Goal of the exercise:
Extract the lines beginning at the one that holds "What's the underlying" and ending at the final line of the material below, keeping them exact and leaving out all pictures.

[Dataset records]

───

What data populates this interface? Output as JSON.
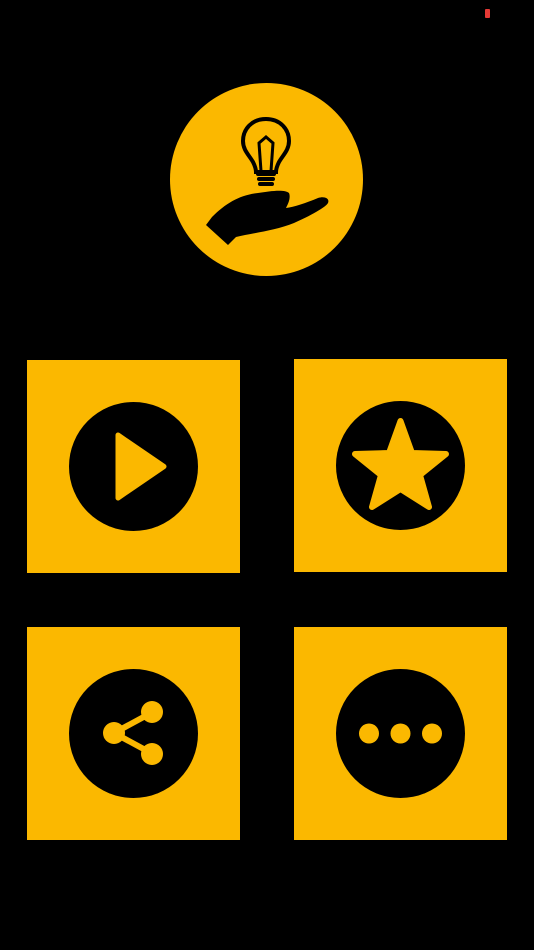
{
  "theme": {
    "background": "#000000",
    "accent": "#fbb800",
    "icon_fill": "#000000",
    "status_indicator": "#e53935"
  },
  "logo": {
    "icon": "hand-lightbulb-icon"
  },
  "menu": {
    "tiles": [
      {
        "action": "play",
        "icon": "play-icon"
      },
      {
        "action": "rate",
        "icon": "star-icon"
      },
      {
        "action": "share",
        "icon": "share-icon"
      },
      {
        "action": "more",
        "icon": "more-dots-icon"
      }
    ]
  }
}
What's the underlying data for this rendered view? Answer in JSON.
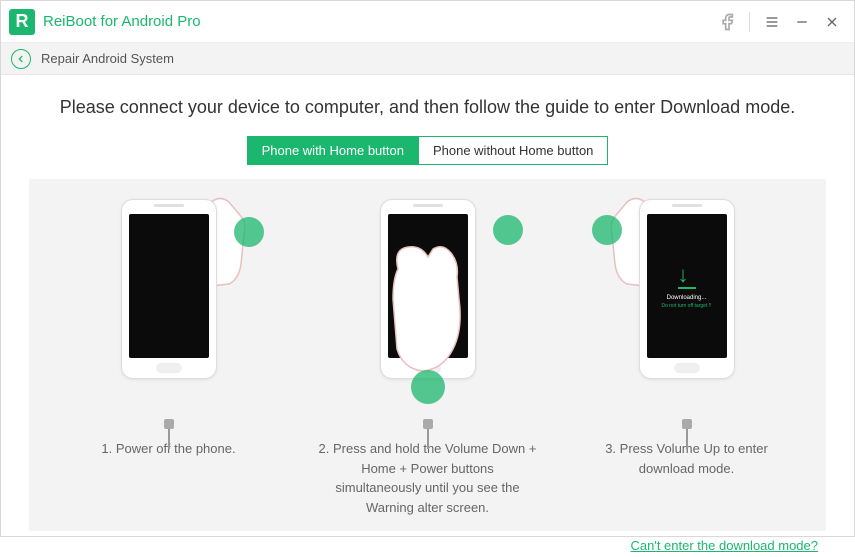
{
  "titlebar": {
    "app_name": "ReiBoot for Android Pro"
  },
  "subbar": {
    "title": "Repair Android System"
  },
  "content": {
    "headline": "Please connect your device to computer, and then follow the guide to enter Download mode.",
    "tabs": {
      "home": "Phone with Home button",
      "nohome": "Phone without Home button"
    },
    "steps": {
      "s1": "1. Power off the phone.",
      "s2": "2. Press and hold the Volume Down + Home + Power buttons simultaneously until you see the Warning alter screen.",
      "s3": "3. Press Volume Up to enter download mode."
    },
    "downloading": {
      "label": "Downloading...",
      "warn": "Do not turn off target !!"
    },
    "footer_link": "Can't enter the download mode?"
  }
}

───

Answer to the exercise:
What's the underlying data for this rendered view? Answer in JSON.
{
  "titlebar": {
    "app_name": "ReiBoot for Android Pro"
  },
  "subbar": {
    "title": "Repair Android System"
  },
  "content": {
    "headline": "Please connect your device to computer, and then follow the guide to enter Download mode.",
    "tabs": {
      "home": "Phone with Home button",
      "nohome": "Phone without Home button"
    },
    "steps": {
      "s1": "1. Power off the phone.",
      "s2": "2. Press and hold the Volume Down + Home + Power buttons simultaneously until you see the Warning alter screen.",
      "s3": "3. Press Volume Up to enter download mode."
    },
    "downloading": {
      "label": "Downloading...",
      "warn": "Do not turn off target !!"
    },
    "footer_link": "Can't enter the download mode?"
  }
}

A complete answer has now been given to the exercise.